● **YOUR INSTRUCTIONS**
Only the number is wanted: how many lines contain the string "this"?

▼

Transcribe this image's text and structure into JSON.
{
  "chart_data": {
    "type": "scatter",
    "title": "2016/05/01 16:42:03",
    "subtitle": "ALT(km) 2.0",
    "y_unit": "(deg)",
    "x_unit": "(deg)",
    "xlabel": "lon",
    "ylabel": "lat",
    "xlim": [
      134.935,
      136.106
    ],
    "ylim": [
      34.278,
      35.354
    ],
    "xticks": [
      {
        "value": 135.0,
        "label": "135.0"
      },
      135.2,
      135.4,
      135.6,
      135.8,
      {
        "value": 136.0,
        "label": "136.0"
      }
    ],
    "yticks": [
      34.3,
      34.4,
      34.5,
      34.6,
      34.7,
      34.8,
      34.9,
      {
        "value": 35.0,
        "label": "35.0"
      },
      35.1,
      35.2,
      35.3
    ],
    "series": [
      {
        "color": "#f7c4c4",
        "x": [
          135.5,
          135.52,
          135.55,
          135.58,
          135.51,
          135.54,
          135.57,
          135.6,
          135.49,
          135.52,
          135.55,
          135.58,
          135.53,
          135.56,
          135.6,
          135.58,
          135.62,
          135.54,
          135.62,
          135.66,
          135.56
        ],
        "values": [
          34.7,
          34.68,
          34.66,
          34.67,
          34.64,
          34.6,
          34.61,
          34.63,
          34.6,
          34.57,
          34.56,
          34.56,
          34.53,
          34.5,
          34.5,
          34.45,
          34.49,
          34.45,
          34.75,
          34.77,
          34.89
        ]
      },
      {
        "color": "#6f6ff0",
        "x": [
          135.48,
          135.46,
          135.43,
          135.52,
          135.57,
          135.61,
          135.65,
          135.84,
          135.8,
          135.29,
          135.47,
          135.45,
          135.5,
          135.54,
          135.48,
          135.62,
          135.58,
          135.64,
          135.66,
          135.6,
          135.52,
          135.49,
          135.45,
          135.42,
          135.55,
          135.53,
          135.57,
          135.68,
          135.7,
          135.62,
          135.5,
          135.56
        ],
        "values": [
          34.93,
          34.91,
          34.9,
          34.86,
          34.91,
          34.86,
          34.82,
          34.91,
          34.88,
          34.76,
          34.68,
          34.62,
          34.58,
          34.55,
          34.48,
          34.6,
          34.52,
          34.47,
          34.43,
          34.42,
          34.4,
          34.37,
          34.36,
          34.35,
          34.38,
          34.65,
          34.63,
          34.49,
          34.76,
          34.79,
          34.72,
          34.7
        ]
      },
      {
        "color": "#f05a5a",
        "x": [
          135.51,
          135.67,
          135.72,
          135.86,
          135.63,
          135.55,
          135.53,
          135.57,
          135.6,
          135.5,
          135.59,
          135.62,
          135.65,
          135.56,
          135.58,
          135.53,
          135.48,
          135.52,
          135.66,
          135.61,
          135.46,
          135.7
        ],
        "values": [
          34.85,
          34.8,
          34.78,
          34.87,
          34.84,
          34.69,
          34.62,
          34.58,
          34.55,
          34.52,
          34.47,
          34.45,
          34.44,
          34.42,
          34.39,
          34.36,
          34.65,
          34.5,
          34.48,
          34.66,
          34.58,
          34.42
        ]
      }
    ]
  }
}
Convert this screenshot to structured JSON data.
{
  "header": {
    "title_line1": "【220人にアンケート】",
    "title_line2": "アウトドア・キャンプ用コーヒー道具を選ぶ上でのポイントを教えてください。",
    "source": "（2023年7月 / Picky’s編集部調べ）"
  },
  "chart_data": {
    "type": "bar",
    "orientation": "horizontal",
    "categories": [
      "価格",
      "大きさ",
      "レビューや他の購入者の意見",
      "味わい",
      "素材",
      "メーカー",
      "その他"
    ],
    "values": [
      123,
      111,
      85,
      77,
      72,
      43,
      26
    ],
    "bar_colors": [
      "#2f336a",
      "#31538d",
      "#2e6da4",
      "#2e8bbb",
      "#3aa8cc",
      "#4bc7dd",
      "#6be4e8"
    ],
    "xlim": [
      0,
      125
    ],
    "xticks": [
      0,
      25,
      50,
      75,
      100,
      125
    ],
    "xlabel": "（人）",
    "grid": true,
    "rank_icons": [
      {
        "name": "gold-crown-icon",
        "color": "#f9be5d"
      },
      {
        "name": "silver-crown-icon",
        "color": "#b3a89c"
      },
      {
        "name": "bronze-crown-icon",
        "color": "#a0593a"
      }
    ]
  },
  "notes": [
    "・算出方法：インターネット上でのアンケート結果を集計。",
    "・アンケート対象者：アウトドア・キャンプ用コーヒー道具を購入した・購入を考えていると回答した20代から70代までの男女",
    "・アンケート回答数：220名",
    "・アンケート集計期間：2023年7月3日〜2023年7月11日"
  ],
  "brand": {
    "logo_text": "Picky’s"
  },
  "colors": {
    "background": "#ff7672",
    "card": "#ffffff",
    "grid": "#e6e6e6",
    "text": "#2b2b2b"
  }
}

▲

● **EXERCISE ANSWER**
2